--- ABOUT THIS EXERCISE ---
Using only the records, tally the lines with "animal" in them and state that total by itself.

(Document page text data)
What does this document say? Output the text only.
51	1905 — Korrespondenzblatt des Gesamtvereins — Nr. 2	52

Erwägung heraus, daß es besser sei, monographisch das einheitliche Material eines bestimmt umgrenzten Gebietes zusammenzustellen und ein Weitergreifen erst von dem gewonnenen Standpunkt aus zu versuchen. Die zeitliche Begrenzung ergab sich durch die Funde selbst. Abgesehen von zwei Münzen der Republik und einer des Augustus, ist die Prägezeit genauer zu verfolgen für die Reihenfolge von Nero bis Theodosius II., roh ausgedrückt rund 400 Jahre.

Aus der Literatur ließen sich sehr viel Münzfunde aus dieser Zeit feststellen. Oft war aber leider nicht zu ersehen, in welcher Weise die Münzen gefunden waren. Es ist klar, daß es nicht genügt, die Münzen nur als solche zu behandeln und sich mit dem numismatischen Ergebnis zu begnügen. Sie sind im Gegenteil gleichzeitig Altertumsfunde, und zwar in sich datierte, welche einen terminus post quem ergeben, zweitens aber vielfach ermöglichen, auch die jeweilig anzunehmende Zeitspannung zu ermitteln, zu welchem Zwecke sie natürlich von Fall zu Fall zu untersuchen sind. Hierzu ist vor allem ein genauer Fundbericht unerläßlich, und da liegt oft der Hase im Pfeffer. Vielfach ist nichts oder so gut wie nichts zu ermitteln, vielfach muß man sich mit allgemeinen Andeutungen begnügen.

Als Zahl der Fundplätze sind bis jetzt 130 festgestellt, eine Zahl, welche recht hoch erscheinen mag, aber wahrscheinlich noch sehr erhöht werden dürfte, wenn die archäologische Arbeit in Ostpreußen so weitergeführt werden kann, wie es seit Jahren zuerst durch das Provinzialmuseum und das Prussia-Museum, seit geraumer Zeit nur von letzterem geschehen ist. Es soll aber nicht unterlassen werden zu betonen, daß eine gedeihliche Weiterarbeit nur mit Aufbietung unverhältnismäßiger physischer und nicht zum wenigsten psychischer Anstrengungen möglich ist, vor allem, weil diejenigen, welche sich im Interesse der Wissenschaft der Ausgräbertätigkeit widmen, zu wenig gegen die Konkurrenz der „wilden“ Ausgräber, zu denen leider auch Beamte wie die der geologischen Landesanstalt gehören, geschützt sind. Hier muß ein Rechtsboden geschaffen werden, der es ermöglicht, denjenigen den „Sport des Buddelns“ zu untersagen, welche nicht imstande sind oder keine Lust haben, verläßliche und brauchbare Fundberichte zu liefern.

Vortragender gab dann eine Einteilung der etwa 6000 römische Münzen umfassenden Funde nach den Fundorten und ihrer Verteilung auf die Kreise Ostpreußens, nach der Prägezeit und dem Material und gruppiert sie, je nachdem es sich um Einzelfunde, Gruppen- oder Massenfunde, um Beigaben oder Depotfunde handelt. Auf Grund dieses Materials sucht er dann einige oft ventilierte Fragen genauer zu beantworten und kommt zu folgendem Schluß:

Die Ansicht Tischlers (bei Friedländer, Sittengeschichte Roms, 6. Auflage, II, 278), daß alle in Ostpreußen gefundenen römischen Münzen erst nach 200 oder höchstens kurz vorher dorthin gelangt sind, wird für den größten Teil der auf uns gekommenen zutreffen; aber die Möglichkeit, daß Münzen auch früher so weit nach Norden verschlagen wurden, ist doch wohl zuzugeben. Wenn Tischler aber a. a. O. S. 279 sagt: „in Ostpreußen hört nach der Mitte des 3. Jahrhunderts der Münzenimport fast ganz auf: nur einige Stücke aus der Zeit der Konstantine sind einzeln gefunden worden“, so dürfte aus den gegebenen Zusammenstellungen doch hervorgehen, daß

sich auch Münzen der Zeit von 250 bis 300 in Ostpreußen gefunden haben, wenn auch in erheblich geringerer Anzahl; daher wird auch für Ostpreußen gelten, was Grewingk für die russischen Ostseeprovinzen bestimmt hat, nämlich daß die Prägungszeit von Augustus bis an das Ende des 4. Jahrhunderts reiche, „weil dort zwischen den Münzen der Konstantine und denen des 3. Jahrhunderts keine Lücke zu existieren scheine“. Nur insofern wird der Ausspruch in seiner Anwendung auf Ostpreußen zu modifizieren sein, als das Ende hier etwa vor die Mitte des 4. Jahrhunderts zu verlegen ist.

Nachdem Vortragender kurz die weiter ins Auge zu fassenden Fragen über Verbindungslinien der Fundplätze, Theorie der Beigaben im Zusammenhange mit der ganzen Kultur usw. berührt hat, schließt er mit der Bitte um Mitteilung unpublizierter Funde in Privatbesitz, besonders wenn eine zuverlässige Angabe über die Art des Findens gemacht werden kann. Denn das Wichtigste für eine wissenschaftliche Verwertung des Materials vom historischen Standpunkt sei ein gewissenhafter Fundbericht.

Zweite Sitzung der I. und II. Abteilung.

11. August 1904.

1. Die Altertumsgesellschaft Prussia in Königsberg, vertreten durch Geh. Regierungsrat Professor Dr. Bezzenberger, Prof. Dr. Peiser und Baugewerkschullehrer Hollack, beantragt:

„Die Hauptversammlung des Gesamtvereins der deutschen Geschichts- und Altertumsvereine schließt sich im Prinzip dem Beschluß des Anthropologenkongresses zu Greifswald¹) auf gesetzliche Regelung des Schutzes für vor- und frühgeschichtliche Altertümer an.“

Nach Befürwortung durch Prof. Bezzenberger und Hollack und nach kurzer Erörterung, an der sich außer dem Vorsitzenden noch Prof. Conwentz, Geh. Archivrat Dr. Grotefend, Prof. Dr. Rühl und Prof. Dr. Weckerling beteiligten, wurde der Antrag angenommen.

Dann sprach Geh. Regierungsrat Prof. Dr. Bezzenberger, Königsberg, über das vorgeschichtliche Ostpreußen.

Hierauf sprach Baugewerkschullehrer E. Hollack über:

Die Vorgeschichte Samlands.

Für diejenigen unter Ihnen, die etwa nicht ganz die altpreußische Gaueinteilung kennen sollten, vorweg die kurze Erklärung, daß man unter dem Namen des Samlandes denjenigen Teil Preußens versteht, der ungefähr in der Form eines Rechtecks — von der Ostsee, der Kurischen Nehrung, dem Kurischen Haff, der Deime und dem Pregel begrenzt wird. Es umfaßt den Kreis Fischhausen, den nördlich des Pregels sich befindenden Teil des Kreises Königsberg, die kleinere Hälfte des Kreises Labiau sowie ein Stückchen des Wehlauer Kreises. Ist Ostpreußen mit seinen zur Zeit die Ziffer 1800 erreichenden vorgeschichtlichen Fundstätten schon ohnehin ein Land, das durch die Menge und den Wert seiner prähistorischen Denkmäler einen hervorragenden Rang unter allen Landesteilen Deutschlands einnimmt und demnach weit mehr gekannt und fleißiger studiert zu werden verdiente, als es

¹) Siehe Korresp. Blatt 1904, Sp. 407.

---

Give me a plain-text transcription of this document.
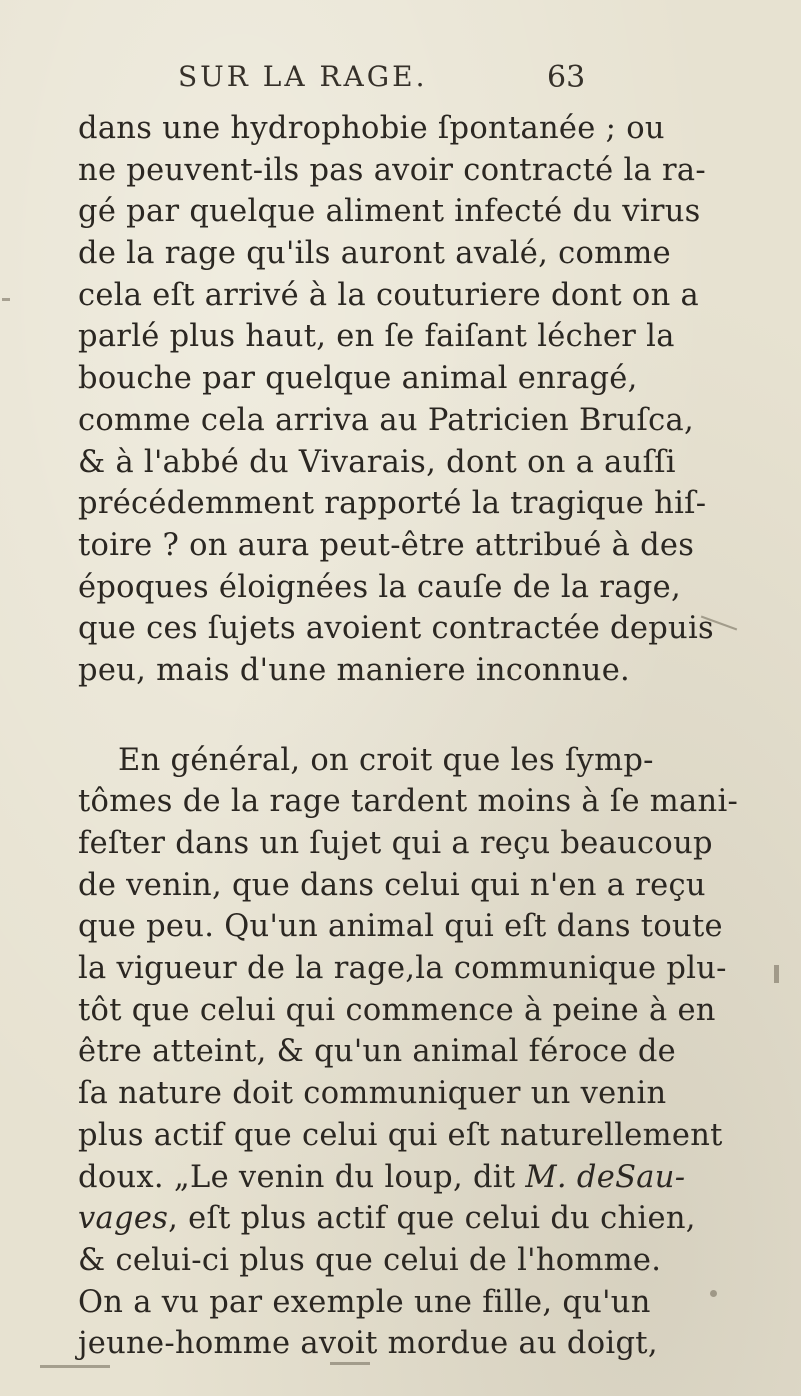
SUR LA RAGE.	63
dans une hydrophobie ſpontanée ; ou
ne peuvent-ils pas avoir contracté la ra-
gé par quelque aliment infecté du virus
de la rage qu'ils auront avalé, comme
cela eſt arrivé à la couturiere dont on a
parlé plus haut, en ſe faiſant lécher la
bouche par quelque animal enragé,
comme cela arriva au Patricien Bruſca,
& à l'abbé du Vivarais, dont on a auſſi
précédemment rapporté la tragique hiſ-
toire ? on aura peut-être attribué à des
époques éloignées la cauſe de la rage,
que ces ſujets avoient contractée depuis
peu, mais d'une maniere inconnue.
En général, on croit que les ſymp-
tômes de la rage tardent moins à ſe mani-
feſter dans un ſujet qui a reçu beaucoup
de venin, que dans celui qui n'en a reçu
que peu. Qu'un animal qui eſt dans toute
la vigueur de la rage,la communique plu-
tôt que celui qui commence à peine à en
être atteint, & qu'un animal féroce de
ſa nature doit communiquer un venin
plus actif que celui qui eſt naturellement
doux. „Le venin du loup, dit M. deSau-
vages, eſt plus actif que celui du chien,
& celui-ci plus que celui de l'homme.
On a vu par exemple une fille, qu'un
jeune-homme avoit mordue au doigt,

...

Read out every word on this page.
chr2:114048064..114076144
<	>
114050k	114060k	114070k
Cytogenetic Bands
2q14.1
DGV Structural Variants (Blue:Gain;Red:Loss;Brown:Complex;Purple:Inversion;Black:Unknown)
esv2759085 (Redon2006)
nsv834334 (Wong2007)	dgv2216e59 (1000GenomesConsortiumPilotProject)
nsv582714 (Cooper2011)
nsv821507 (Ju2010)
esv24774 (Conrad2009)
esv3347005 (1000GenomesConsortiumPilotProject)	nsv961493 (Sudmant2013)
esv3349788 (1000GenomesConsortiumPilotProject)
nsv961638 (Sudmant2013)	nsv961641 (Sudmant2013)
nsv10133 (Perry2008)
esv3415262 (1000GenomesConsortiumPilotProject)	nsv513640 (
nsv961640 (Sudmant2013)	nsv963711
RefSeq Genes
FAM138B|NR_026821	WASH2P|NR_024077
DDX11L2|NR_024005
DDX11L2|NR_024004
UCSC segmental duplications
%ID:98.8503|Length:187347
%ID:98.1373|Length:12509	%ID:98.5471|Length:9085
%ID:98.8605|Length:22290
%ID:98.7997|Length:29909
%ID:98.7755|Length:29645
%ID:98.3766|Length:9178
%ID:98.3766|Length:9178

--- TASK SOLUTION ---
3